§ **GIVEN INSTRUCTION**: Where a line contains the string "usage", copy that line.

§ **TASK INPUTS**:
>>>>

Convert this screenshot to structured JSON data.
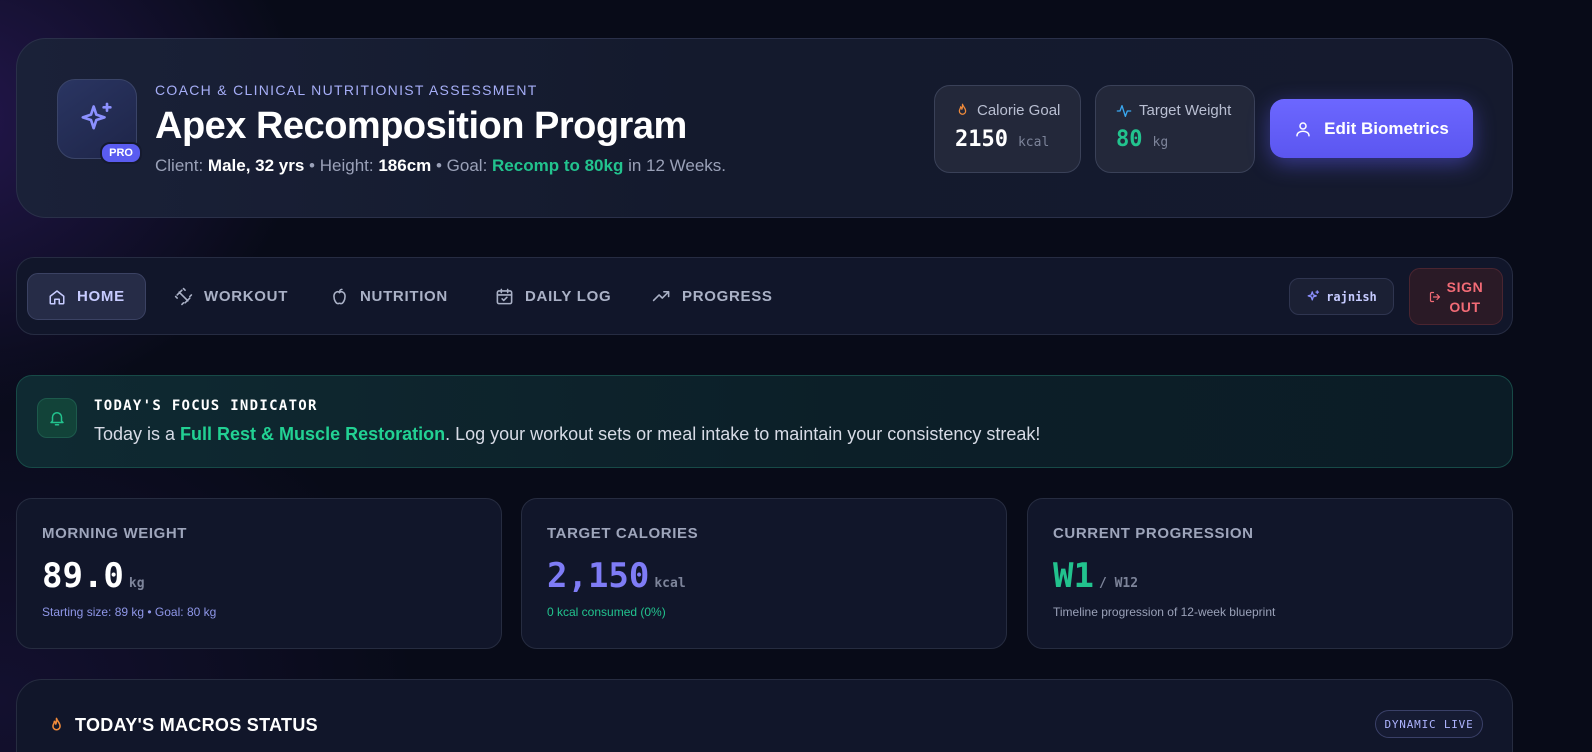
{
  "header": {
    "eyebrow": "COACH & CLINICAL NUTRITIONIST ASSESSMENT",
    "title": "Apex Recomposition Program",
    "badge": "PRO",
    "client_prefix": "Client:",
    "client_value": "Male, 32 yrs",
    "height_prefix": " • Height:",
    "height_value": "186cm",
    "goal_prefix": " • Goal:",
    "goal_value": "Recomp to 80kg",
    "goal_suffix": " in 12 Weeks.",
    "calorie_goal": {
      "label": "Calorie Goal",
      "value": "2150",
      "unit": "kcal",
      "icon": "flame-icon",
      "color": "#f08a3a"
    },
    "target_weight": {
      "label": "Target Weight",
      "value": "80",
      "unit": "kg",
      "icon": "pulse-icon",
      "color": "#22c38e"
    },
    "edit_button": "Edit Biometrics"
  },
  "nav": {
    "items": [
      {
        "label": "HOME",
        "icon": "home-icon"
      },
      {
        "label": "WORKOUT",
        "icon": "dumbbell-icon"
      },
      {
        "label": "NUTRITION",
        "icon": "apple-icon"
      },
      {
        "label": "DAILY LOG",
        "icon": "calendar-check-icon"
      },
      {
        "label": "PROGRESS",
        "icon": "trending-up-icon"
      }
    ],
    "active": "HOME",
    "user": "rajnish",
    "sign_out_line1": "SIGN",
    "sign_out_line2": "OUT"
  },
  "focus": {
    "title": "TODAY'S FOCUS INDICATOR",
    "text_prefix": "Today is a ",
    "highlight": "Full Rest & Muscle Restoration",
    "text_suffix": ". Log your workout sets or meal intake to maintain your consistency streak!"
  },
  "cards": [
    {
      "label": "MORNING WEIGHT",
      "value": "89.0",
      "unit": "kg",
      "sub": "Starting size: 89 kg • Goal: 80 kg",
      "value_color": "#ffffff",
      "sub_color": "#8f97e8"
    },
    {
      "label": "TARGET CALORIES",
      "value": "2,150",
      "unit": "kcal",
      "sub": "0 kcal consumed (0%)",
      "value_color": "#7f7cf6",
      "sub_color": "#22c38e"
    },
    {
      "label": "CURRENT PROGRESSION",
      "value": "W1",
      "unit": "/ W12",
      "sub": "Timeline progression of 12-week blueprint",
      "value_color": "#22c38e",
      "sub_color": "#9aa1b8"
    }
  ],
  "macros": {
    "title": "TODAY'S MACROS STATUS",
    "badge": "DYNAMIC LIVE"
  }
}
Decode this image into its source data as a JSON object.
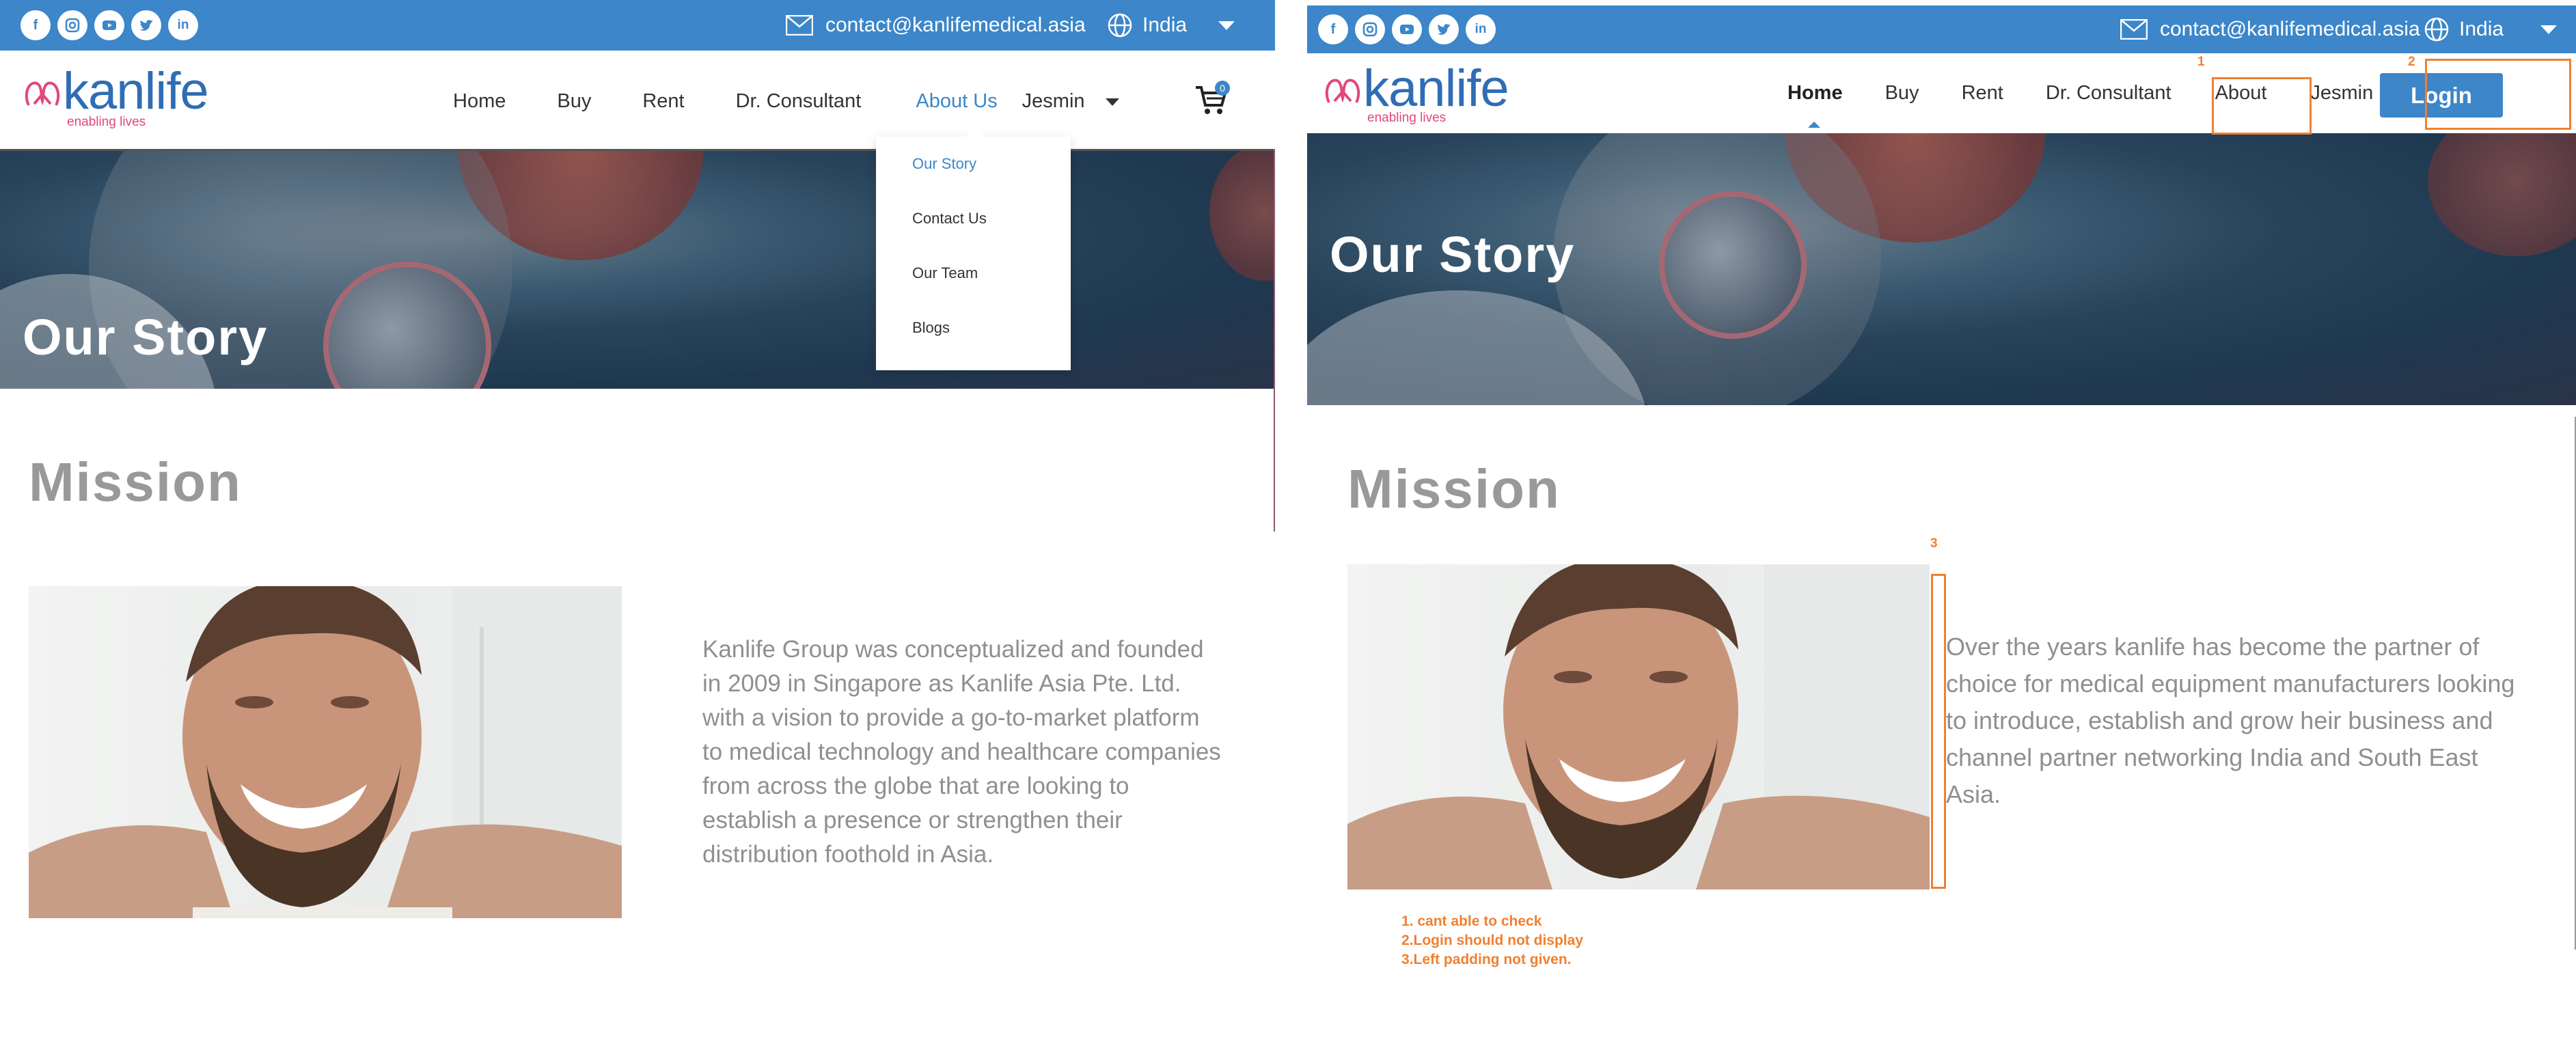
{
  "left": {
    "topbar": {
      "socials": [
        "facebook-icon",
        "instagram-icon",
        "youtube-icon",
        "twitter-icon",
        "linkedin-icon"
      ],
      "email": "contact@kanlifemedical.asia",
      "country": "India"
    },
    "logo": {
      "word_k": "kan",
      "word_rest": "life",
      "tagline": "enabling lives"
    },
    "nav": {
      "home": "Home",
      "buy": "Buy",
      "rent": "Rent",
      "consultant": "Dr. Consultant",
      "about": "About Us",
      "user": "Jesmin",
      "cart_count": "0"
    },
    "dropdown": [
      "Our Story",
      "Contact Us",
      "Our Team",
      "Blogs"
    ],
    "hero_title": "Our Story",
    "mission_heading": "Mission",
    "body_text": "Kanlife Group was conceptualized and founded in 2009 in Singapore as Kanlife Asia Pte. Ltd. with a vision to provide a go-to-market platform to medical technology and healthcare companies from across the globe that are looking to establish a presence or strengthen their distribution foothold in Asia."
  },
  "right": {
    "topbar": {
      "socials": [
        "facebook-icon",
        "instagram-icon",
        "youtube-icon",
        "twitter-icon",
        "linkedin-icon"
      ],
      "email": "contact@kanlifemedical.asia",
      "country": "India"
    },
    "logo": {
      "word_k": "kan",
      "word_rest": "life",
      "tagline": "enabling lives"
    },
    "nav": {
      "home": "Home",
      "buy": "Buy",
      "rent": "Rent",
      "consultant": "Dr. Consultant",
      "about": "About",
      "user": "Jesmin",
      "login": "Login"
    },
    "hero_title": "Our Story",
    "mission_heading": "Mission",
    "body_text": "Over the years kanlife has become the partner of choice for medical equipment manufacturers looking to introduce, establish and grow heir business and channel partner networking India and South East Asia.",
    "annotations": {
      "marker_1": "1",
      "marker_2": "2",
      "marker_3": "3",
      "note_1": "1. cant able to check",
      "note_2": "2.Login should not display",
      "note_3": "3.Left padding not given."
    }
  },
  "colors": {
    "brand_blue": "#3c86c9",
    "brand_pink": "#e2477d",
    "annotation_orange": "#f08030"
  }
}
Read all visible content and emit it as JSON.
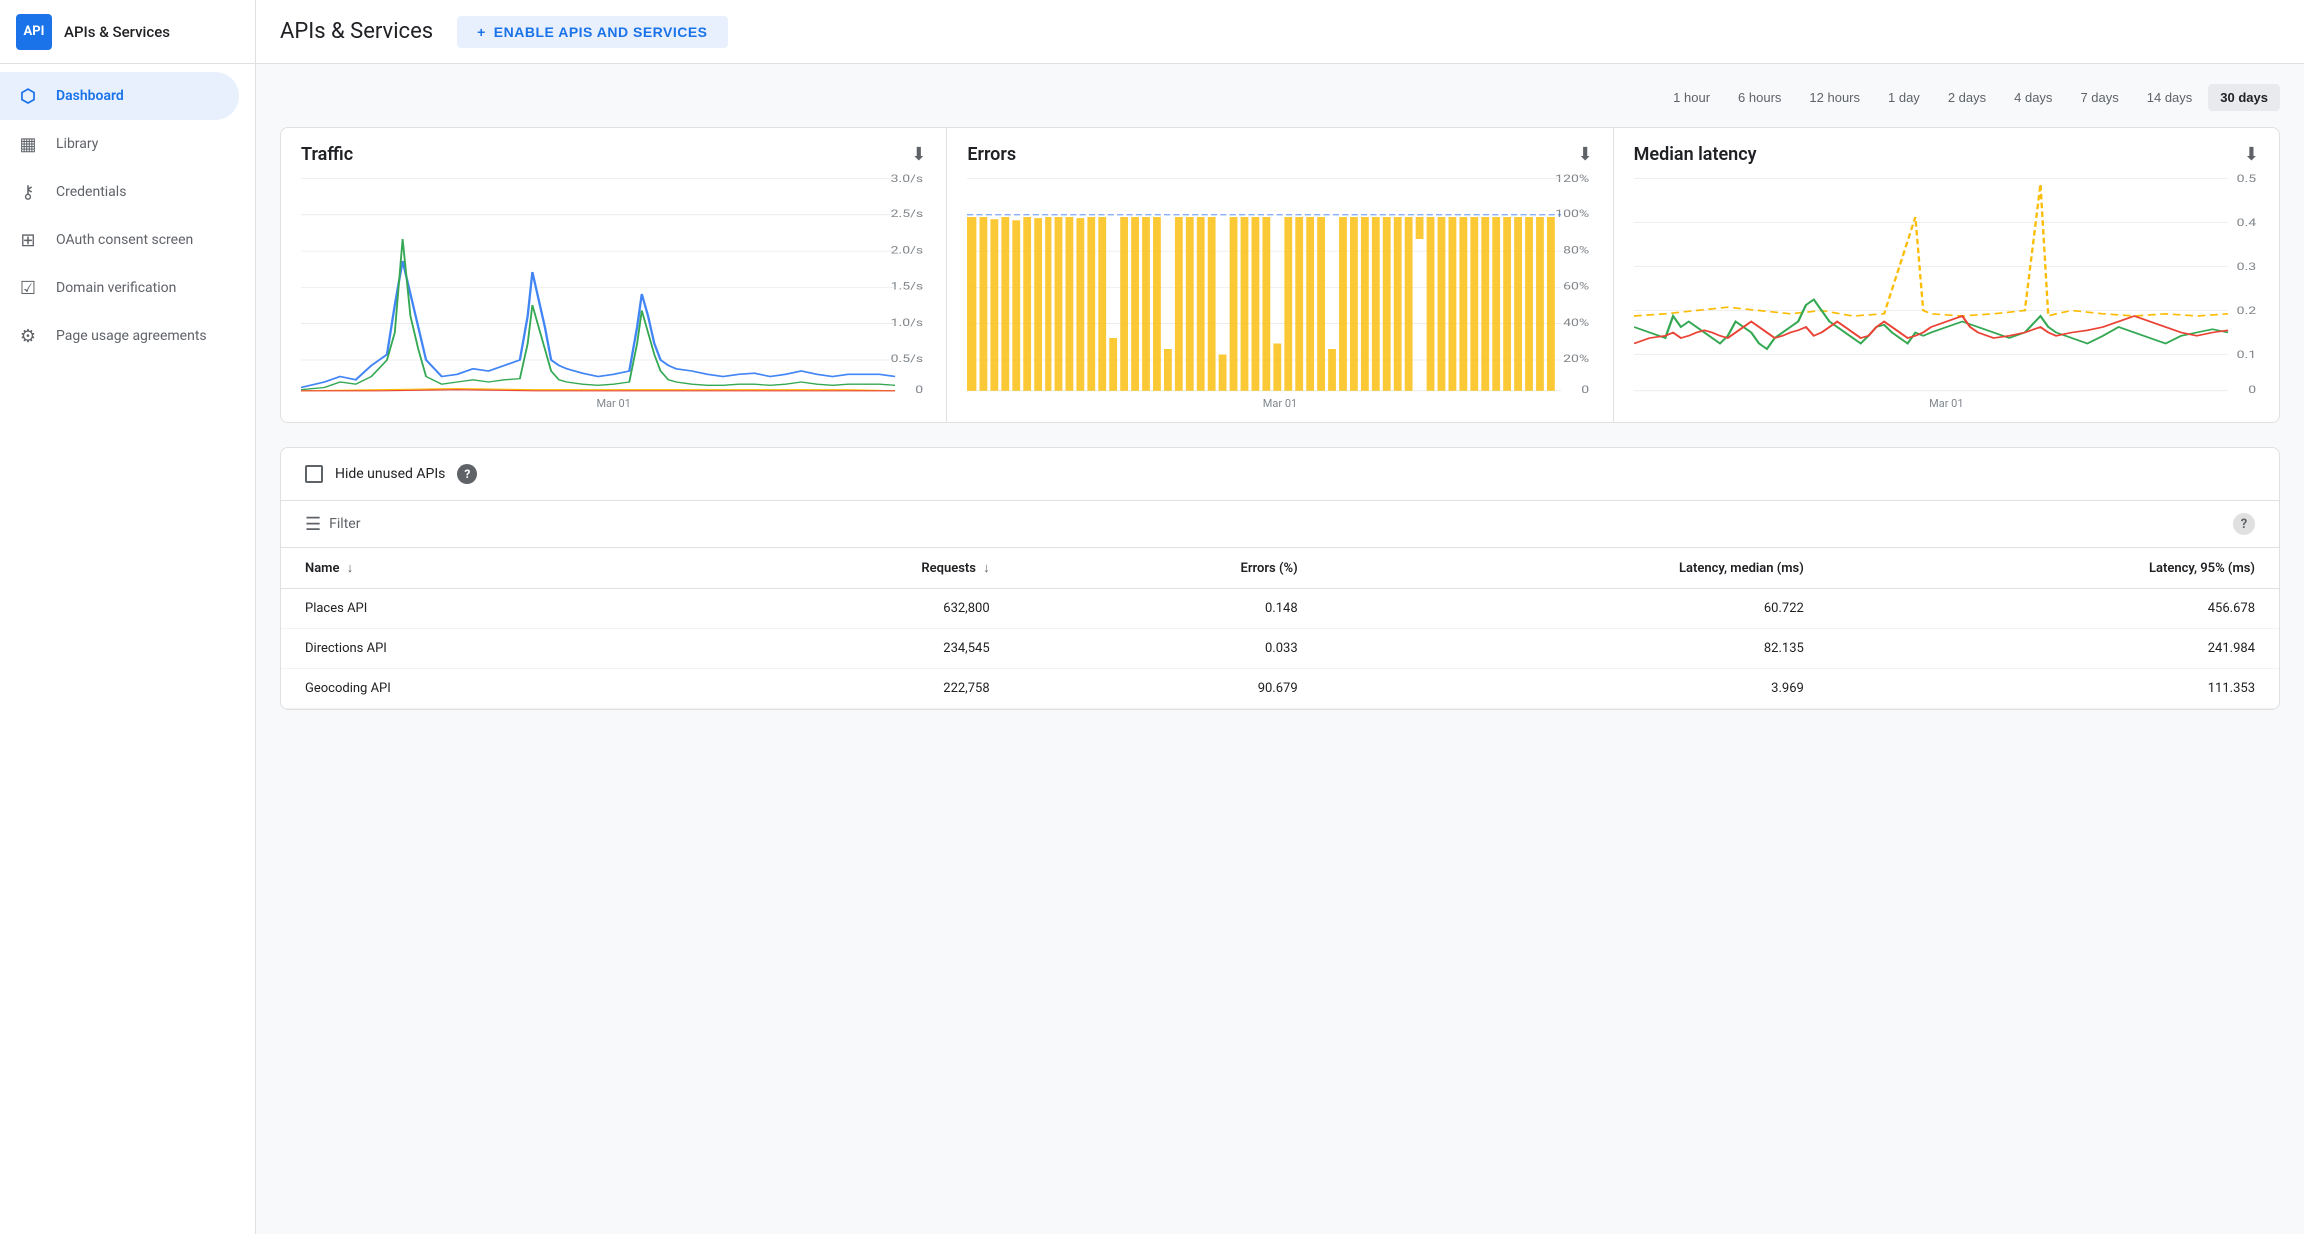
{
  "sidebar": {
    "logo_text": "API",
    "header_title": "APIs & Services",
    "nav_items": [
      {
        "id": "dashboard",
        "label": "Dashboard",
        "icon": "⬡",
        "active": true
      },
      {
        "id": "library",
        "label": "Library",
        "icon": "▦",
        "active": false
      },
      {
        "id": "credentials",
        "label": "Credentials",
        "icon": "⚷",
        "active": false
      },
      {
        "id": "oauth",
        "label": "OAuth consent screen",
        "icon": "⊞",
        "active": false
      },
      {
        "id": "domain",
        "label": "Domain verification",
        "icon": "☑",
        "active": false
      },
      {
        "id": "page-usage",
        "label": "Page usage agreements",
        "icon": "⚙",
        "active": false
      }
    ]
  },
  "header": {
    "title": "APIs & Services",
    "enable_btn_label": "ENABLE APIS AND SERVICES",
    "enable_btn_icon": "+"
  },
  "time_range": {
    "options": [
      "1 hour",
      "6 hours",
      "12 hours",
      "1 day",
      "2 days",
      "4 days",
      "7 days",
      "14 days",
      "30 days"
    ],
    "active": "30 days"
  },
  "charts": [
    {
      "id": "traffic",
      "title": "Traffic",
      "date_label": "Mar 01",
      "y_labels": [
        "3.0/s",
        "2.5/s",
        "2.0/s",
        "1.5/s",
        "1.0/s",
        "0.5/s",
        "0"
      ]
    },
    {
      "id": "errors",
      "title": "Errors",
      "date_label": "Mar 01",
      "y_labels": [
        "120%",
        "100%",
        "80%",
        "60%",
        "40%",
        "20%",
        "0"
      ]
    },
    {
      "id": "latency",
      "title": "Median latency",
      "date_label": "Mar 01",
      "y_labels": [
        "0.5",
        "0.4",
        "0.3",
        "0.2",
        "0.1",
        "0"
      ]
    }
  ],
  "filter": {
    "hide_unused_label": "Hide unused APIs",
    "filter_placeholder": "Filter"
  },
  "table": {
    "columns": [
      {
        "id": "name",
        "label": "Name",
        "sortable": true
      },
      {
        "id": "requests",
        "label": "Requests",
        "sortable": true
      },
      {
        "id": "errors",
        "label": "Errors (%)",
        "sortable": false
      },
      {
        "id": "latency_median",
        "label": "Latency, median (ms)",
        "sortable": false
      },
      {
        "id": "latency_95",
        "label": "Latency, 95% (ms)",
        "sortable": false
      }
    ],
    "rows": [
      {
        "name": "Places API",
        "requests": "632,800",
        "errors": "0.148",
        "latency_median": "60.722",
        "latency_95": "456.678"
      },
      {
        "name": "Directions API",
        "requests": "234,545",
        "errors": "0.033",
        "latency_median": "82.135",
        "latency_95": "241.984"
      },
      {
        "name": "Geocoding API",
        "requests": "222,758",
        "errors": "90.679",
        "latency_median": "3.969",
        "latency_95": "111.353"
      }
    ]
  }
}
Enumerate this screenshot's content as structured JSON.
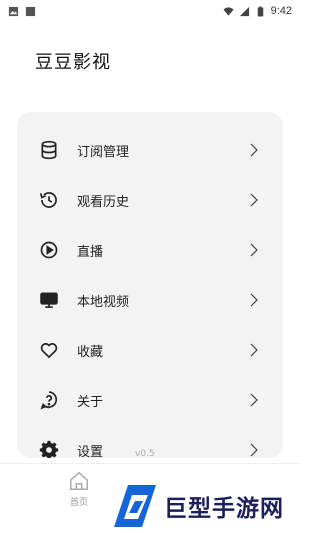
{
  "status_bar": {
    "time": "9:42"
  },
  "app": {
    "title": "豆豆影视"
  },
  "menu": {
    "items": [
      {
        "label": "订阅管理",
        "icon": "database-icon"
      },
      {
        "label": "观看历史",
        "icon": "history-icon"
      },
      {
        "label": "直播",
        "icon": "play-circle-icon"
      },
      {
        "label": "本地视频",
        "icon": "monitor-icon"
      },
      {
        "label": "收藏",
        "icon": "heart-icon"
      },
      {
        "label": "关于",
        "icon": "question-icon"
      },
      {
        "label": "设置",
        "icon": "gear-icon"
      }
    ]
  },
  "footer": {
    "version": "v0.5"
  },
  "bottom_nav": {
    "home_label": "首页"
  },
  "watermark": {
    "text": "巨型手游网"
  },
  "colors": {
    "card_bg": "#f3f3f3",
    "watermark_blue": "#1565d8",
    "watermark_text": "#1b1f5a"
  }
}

<<<<

§ **CORRECT RESPONSE**:
        "id": "page-usage",
        "label": "Page usage agreements",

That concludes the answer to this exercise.